REQUIRED WORK »
(a) According to the article on being kind to yourself, why does negative self-talk ultimately lead to depressive feelings? Answer in one to three sentences.
(b) In the article on being kind to yourself, who famously encourages positive self-talk?

How You Can Win by Being Kind to Yourself

Pedram Shojai
4 min readApr 22, 2021
The Urban Monk

Bolstering your friends is easy — you readily see their worth, light, and influence.

Bolstering yourself seems to be much harder — especially if you suffer from any number of possible mental disorders, including but not limited to:

  • Depression
  • Anxiety
  • Bipolar disorder
  • Borderline personality disorder.

That pervasive denigrator has been called lots of things, from inner critic to devil-on-your-shoulder to alter ego.

But there’s one thing they all have in common: they don’t help you, at all, in any way.

Some of you may be thinking: “But in my case, it’s genuinely right.

Well, since that’s entirely subjective, it isn’t worth disproving.

But the fact is, whether you believe it’s telling the truth about you or not, it can only hurt you.

It limits your thinking to the frame you’ve built for yourself, and won’t permit the acceptance of new information that doesn’t match that narrative.

It promotes perfectionism, which everyone knows is an impossible standard doomed for disappointment and failure. The only good thing about perfectionism is that it indicates a personal investment in the quality of your contributions.

And it ultimately leads to depressive feelings. You hear your own thoughts more often than you hear anything else — what could negative self-talk do but condition you to believe you’re [insert insulting sentiment here]?

Conversely, being kind, generous, forgiving, and positive with yourself has endless beneficial qualities.

Let’s look at just three of them…

Stronger Overall Performance

Athletes famously encourage positive self-talk.

You see, it’s a tool. And anyone with a desire to perform well (at anything) knows they have to use every tool available to them.

If you reframe your self-talk and use it to motivate yourself instead of beat yourself up after a loss or a mistake, you can re-ground yourself in reality.

Can you really not do this? Is failure actually the end of the road?

EXERCISE DATA »
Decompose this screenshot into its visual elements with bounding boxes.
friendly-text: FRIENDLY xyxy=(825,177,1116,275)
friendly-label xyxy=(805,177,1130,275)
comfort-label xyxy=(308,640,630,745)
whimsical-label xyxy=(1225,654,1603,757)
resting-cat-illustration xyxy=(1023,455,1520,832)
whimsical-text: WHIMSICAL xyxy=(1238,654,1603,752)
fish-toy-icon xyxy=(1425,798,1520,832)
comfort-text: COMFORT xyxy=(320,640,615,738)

SOLUTIONS PER TASK »
(a) You hear your own thoughts more often than anything else. Negative self-talk therefore conditions you to believe the insulting things it says about you.

(b) Athletes.